**Extracted records:**
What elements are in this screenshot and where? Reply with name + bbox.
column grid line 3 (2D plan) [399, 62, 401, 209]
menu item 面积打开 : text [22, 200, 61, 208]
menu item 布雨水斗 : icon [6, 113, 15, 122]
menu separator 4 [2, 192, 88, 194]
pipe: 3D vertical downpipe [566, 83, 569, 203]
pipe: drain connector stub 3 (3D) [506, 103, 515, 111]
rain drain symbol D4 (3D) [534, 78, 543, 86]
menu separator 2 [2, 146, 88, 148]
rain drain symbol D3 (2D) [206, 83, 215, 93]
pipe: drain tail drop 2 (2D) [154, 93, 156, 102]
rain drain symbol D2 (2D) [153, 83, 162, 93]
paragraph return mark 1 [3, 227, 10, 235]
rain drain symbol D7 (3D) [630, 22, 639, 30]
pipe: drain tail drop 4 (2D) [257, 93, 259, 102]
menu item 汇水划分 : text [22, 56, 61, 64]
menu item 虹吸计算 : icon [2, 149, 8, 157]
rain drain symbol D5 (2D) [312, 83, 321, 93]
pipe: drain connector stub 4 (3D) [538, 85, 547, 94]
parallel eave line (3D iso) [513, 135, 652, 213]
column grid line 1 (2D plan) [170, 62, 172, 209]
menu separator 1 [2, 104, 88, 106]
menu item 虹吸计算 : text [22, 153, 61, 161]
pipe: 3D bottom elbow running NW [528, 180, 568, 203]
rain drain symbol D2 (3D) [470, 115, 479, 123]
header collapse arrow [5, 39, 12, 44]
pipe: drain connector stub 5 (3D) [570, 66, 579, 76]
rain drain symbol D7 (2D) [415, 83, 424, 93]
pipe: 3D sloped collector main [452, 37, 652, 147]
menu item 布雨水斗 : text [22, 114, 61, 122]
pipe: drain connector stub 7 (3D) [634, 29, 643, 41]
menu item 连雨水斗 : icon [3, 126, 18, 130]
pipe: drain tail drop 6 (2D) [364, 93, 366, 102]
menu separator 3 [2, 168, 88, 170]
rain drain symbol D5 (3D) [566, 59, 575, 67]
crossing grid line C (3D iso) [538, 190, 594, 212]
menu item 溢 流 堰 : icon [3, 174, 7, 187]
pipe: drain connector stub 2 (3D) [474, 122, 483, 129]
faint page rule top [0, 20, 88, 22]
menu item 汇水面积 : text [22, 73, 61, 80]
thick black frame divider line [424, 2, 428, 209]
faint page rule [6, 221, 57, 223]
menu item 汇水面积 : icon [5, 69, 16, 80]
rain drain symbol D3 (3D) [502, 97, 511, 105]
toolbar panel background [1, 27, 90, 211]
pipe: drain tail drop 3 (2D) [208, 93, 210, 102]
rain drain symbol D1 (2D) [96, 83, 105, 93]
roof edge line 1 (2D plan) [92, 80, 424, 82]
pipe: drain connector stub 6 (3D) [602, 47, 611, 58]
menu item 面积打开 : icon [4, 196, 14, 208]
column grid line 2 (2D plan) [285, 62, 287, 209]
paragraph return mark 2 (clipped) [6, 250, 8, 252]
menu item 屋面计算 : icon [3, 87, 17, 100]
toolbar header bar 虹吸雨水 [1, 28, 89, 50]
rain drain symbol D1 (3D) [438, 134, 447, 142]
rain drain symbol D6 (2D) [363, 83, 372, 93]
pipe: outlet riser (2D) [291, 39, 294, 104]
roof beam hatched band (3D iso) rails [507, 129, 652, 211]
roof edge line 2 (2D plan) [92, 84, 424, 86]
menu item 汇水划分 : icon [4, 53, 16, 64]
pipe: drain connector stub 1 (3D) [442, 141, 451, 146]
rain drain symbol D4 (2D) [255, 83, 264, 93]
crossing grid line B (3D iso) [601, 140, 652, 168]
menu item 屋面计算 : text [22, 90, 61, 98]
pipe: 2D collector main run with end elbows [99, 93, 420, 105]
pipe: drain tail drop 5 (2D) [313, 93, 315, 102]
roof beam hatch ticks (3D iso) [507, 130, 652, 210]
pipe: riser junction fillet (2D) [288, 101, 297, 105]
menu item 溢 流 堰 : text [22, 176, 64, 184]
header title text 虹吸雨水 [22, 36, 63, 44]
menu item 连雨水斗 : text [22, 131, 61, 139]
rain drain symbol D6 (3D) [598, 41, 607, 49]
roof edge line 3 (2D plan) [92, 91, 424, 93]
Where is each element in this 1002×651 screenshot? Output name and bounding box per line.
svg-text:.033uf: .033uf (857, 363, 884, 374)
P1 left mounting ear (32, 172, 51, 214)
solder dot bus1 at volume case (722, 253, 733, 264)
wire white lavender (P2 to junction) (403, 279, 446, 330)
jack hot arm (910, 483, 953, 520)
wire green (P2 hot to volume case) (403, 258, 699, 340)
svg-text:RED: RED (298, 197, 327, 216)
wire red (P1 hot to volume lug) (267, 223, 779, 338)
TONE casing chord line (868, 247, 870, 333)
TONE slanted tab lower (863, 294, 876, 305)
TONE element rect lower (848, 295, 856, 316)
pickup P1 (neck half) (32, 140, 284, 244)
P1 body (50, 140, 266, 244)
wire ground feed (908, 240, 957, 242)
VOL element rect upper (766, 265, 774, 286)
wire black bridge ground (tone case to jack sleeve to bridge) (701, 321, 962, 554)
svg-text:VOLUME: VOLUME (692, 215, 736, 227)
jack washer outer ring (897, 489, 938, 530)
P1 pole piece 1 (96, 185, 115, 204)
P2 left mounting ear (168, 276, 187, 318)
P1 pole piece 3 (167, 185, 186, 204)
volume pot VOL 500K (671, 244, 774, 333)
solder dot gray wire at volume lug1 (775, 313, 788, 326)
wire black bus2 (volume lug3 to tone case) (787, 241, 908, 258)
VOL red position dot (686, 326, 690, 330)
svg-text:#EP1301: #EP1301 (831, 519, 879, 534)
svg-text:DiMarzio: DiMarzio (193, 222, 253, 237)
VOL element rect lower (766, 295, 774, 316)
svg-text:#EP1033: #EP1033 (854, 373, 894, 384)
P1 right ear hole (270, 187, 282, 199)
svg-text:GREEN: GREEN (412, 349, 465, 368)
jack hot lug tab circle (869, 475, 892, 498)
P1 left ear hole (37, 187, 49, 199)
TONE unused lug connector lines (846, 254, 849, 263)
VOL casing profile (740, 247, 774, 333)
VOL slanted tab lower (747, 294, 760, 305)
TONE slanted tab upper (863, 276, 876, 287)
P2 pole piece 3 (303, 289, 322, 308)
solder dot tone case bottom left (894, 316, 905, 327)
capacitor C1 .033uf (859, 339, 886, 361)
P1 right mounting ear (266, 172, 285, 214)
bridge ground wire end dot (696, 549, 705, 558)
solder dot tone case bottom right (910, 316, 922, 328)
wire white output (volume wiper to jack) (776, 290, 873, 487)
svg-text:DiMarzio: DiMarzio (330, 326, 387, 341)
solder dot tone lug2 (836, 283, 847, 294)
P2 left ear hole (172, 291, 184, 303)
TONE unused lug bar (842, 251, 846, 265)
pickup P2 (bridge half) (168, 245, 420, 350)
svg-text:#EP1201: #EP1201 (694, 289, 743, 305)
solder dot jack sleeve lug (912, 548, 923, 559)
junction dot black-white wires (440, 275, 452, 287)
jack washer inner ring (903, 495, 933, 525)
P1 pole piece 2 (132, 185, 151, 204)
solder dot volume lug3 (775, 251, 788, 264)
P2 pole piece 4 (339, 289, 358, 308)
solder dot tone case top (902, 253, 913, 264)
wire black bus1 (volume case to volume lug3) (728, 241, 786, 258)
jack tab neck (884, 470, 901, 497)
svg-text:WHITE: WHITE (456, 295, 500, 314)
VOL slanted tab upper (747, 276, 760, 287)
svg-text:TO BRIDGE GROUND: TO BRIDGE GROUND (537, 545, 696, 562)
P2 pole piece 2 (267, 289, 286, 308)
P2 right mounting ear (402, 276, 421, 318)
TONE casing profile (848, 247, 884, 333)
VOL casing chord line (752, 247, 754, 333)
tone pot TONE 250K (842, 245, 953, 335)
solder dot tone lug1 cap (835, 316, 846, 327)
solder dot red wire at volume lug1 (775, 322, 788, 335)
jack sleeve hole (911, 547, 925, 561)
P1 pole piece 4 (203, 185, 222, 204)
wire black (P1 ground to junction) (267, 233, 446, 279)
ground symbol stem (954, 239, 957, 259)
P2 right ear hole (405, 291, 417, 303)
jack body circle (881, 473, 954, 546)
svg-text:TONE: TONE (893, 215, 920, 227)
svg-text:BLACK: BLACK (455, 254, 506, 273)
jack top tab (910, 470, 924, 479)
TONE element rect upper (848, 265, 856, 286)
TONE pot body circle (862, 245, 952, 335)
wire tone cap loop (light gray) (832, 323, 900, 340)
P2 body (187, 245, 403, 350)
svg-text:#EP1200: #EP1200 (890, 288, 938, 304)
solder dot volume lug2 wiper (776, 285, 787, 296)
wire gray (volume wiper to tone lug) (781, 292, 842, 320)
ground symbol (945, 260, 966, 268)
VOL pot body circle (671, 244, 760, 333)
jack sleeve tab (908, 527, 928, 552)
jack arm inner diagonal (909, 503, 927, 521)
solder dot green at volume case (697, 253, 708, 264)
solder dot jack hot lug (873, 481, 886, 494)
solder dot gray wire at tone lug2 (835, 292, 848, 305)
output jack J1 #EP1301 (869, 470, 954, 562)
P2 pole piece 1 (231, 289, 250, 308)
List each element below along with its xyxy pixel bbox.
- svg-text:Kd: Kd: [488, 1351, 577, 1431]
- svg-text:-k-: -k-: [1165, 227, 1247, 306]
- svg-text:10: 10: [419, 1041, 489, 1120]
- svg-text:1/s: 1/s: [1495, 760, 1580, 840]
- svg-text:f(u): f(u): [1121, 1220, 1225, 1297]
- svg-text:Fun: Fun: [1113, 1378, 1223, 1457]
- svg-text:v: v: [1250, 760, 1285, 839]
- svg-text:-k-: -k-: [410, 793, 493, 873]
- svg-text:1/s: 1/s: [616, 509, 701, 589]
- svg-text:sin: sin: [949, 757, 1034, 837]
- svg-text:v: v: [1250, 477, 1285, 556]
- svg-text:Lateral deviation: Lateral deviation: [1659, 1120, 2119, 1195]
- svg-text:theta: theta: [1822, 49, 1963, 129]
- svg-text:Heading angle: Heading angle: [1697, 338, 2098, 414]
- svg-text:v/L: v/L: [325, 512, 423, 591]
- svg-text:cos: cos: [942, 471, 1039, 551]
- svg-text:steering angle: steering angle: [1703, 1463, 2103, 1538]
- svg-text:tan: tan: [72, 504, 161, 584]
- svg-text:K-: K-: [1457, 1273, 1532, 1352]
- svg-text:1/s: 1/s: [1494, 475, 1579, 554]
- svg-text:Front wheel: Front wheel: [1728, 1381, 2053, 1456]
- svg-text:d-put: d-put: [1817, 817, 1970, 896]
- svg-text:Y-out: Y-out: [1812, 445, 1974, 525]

**Exercise goal:** Swap "rain drain symbol" for "rainwater outlet symbol" and write out the rows from the first row through the row containing "column grid line 1", leaving everything else unchanged.

**Answer below:**
What elements are in this screenshot and where? Reply with name + bbox.
column grid line 3 (2D plan) [399, 62, 401, 209]
menu item 面积打开 : text [22, 200, 61, 208]
menu item 布雨水斗 : icon [6, 113, 15, 122]
menu separator 4 [2, 192, 88, 194]
pipe: 3D vertical downpipe [566, 83, 569, 203]
pipe: drain connector stub 3 (3D) [506, 103, 515, 111]
rainwater outlet symbol D4 (3D) [534, 78, 543, 86]
menu separator 2 [2, 146, 88, 148]
rainwater outlet symbol D3 (2D) [206, 83, 215, 93]
pipe: drain tail drop 2 (2D) [154, 93, 156, 102]
rainwater outlet symbol D2 (2D) [153, 83, 162, 93]
paragraph return mark 1 [3, 227, 10, 235]
rainwater outlet symbol D7 (3D) [630, 22, 639, 30]
pipe: drain tail drop 4 (2D) [257, 93, 259, 102]
menu item 汇水划分 : text [22, 56, 61, 64]
menu item 虹吸计算 : icon [2, 149, 8, 157]
rainwater outlet symbol D5 (2D) [312, 83, 321, 93]
pipe: drain connector stub 4 (3D) [538, 85, 547, 94]
parallel eave line (3D iso) [513, 135, 652, 213]
column grid line 1 (2D plan) [170, 62, 172, 209]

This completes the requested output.